Extracted data:
┄┄┄┄┄┄┄┄┄┄┄┄┄┄┄┄┄┄┄┄

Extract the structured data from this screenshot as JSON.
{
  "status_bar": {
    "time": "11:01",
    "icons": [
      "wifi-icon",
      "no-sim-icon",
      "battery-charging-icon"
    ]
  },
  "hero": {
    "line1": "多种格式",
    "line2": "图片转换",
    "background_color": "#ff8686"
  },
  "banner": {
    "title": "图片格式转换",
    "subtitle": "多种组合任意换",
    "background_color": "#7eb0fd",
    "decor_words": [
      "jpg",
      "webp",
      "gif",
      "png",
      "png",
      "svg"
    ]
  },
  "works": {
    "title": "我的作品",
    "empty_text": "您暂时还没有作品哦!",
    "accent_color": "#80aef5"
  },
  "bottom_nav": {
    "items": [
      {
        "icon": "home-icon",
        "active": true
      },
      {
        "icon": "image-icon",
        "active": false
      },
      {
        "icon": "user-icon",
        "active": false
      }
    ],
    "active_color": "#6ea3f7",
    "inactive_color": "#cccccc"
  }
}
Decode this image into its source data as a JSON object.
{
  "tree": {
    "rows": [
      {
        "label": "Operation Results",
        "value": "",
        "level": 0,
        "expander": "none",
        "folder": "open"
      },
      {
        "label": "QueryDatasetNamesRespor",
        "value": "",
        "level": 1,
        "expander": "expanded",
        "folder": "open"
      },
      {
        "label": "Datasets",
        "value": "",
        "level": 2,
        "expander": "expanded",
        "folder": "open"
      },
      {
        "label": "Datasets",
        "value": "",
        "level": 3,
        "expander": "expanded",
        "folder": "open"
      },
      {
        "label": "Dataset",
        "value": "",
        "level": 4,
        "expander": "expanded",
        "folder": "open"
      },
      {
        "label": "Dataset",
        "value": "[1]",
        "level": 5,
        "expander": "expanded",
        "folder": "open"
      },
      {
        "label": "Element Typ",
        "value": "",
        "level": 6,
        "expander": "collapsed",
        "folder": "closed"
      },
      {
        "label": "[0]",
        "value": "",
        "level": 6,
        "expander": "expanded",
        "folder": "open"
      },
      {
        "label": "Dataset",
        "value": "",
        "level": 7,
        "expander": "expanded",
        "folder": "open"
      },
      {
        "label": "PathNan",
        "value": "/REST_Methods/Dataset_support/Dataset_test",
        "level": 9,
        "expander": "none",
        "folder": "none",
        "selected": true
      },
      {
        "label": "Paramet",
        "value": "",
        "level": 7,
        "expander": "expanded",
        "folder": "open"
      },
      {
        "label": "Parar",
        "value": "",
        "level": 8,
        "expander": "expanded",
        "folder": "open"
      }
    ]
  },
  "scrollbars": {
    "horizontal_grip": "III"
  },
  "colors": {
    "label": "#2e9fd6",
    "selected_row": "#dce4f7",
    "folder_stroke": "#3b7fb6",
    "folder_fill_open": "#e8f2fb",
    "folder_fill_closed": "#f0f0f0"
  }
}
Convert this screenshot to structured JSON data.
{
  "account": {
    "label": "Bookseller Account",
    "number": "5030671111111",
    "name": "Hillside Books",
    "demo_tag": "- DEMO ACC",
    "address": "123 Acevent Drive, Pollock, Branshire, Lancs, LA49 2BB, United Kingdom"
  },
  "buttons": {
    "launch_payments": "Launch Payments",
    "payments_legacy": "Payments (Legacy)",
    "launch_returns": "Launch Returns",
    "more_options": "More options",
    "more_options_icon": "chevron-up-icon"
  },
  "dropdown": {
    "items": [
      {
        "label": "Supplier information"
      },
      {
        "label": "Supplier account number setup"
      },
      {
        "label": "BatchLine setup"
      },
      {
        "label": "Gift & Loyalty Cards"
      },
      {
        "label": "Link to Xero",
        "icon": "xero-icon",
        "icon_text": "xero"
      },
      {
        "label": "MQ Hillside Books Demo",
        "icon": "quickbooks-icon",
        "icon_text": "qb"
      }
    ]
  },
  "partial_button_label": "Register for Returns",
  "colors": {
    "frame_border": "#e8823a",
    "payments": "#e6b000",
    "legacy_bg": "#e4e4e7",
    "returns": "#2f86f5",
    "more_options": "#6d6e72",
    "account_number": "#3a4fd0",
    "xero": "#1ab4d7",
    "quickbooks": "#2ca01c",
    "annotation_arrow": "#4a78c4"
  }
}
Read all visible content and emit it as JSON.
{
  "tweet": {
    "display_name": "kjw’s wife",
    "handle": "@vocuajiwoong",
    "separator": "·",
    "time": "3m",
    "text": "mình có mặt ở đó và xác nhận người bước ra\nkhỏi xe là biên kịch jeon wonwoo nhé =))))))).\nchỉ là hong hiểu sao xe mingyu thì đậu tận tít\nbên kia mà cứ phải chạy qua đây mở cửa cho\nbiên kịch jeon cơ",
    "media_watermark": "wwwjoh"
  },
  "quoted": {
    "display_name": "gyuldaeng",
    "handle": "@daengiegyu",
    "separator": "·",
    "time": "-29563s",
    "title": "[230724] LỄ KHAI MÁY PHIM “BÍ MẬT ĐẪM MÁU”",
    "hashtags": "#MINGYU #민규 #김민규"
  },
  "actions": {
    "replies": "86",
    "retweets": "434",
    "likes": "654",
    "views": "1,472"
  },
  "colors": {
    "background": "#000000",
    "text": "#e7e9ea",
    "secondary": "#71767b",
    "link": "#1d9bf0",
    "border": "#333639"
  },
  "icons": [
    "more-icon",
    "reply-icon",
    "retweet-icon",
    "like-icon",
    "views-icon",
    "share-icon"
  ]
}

┄┄┄┄┄┄┄┄┄┄┄┄┄┄┄┄┄┄┄┄

Exercise instructions:
Using the data above, reproduce every line exactly.

Answer for the task:
Extract the structured data from this screenshot as JSON.
{
  "status_bar": {
    "time": "11:01",
    "icons": [
      "wifi-icon",
      "no-sim-icon",
      "battery-charging-icon"
    ]
  },
  "hero": {
    "line1": "多种格式",
    "line2": "图片转换",
    "background_color": "#ff8686"
  },
  "banner": {
    "title": "图片格式转换",
    "subtitle": "多种组合任意换",
    "background_color": "#7eb0fd",
    "decor_words": [
      "jpg",
      "webp",
      "gif",
      "png",
      "png",
      "svg"
    ]
  },
  "works": {
    "title": "我的作品",
    "empty_text": "您暂时还没有作品哦!",
    "accent_color": "#80aef5"
  },
  "bottom_nav": {
    "items": [
      {
        "icon": "home-icon",
        "active": true
      },
      {
        "icon": "image-icon",
        "active": false
      },
      {
        "icon": "user-icon",
        "active": false
      }
    ],
    "active_color": "#6ea3f7",
    "inactive_color": "#cccccc"
  }
}
Decode this image into its source data as a JSON object.
{
  "tree": {
    "rows": [
      {
        "label": "Operation Results",
        "value": "",
        "level": 0,
        "expander": "none",
        "folder": "open"
      },
      {
        "label": "QueryDatasetNamesRespor",
        "value": "",
        "level": 1,
        "expander": "expanded",
        "folder": "open"
      },
      {
        "label": "Datasets",
        "value": "",
        "level": 2,
        "expander": "expanded",
        "folder": "open"
      },
      {
        "label": "Datasets",
        "value": "",
        "level": 3,
        "expander": "expanded",
        "folder": "open"
      },
      {
        "label": "Dataset",
        "value": "",
        "level": 4,
        "expander": "expanded",
        "folder": "open"
      },
      {
        "label": "Dataset",
        "value": "[1]",
        "level": 5,
        "expander": "expanded",
        "folder": "open"
      },
      {
        "label": "Element Typ",
        "value": "",
        "level": 6,
        "expander": "collapsed",
        "folder": "closed"
      },
      {
        "label": "[0]",
        "value": "",
        "level": 6,
        "expander": "expanded",
        "folder": "open"
      },
      {
        "label": "Dataset",
        "value": "",
        "level": 7,
        "expander": "expanded",
        "folder": "open"
      },
      {
        "label": "PathNan",
        "value": "/REST_Methods/Dataset_support/Dataset_test",
        "level": 9,
        "expander": "none",
        "folder": "none",
        "selected": true
      },
      {
        "label": "Paramet",
        "value": "",
        "level": 7,
        "expander": "expanded",
        "folder": "open"
      },
      {
        "label": "Parar",
        "value": "",
        "level": 8,
        "expander": "expanded",
        "folder": "open"
      }
    ]
  },
  "scrollbars": {
    "horizontal_grip": "III"
  },
  "colors": {
    "label": "#2e9fd6",
    "selected_row": "#dce4f7",
    "folder_stroke": "#3b7fb6",
    "folder_fill_open": "#e8f2fb",
    "folder_fill_closed": "#f0f0f0"
  }
}
Convert this screenshot to structured JSON data.
{
  "account": {
    "label": "Bookseller Account",
    "number": "5030671111111",
    "name": "Hillside Books",
    "demo_tag": "- DEMO ACC",
    "address": "123 Acevent Drive, Pollock, Branshire, Lancs, LA49 2BB, United Kingdom"
  },
  "buttons": {
    "launch_payments": "Launch Payments",
    "payments_legacy": "Payments (Legacy)",
    "launch_returns": "Launch Returns",
    "more_options": "More options",
    "more_options_icon": "chevron-up-icon"
  },
  "dropdown": {
    "items": [
      {
        "label": "Supplier information"
      },
      {
        "label": "Supplier account number setup"
      },
      {
        "label": "BatchLine setup"
      },
      {
        "label": "Gift & Loyalty Cards"
      },
      {
        "label": "Link to Xero",
        "icon": "xero-icon",
        "icon_text": "xero"
      },
      {
        "label": "MQ Hillside Books Demo",
        "icon": "quickbooks-icon",
        "icon_text": "qb"
      }
    ]
  },
  "partial_button_label": "Register for Returns",
  "colors": {
    "frame_border": "#e8823a",
    "payments": "#e6b000",
    "legacy_bg": "#e4e4e7",
    "returns": "#2f86f5",
    "more_options": "#6d6e72",
    "account_number": "#3a4fd0",
    "xero": "#1ab4d7",
    "quickbooks": "#2ca01c",
    "annotation_arrow": "#4a78c4"
  }
}
Read all visible content and emit it as JSON.
{
  "tweet": {
    "display_name": "kjw’s wife",
    "handle": "@vocuajiwoong",
    "separator": "·",
    "time": "3m",
    "text": "mình có mặt ở đó và xác nhận người bước ra\nkhỏi xe là biên kịch jeon wonwoo nhé =))))))).\nchỉ là hong hiểu sao xe mingyu thì đậu tận tít\nbên kia mà cứ phải chạy qua đây mở cửa cho\nbiên kịch jeon cơ",
    "media_watermark": "wwwjoh"
  },
  "quoted": {
    "display_name": "gyuldaeng",
    "handle": "@daengiegyu",
    "separator": "·",
    "time": "-29563s",
    "title": "[230724] LỄ KHAI MÁY PHIM “BÍ MẬT ĐẪM MÁU”",
    "hashtags": "#MINGYU #민규 #김민규"
  },
  "actions": {
    "replies": "86",
    "retweets": "434",
    "likes": "654",
    "views": "1,472"
  },
  "colors": {
    "background": "#000000",
    "text": "#e7e9ea",
    "secondary": "#71767b",
    "link": "#1d9bf0",
    "border": "#333639"
  },
  "icons": [
    "more-icon",
    "reply-icon",
    "retweet-icon",
    "like-icon",
    "views-icon",
    "share-icon"
  ]
}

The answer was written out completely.